# What the task requires
Transcribe every line of the listing below without any deviation.
— begin Dataset extract —
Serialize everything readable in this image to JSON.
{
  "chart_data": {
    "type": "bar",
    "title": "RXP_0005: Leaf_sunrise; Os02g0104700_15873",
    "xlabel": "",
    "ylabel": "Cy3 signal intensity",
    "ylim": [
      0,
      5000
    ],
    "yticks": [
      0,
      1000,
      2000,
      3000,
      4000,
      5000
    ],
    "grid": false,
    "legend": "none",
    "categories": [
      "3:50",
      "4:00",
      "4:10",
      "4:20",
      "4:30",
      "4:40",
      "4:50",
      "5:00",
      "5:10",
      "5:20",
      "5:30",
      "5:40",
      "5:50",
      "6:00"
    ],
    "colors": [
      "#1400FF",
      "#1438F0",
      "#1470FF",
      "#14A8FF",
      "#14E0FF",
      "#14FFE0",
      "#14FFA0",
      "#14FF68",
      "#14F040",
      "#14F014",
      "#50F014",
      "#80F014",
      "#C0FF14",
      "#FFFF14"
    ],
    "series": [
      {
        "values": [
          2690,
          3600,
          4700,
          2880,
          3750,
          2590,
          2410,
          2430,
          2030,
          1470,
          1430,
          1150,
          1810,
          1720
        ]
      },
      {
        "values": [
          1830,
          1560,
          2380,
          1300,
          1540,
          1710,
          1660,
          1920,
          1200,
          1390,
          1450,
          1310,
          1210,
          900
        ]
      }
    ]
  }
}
— end Dataset extract —
# The answer
Serialize everything readable in this image to JSON.
{
  "chart_data": {
    "type": "bar",
    "title": "RXP_0005: Leaf_sunrise; Os02g0104700_15873",
    "xlabel": "",
    "ylabel": "Cy3 signal intensity",
    "ylim": [
      0,
      5000
    ],
    "yticks": [
      0,
      1000,
      2000,
      3000,
      4000,
      5000
    ],
    "grid": false,
    "legend": "none",
    "categories": [
      "3:50",
      "4:00",
      "4:10",
      "4:20",
      "4:30",
      "4:40",
      "4:50",
      "5:00",
      "5:10",
      "5:20",
      "5:30",
      "5:40",
      "5:50",
      "6:00"
    ],
    "colors": [
      "#1400FF",
      "#1438F0",
      "#1470FF",
      "#14A8FF",
      "#14E0FF",
      "#14FFE0",
      "#14FFA0",
      "#14FF68",
      "#14F040",
      "#14F014",
      "#50F014",
      "#80F014",
      "#C0FF14",
      "#FFFF14"
    ],
    "series": [
      {
        "values": [
          2690,
          3600,
          4700,
          2880,
          3750,
          2590,
          2410,
          2430,
          2030,
          1470,
          1430,
          1150,
          1810,
          1720
        ]
      },
      {
        "values": [
          1830,
          1560,
          2380,
          1300,
          1540,
          1710,
          1660,
          1920,
          1200,
          1390,
          1450,
          1310,
          1210,
          900
        ]
      }
    ]
  }
}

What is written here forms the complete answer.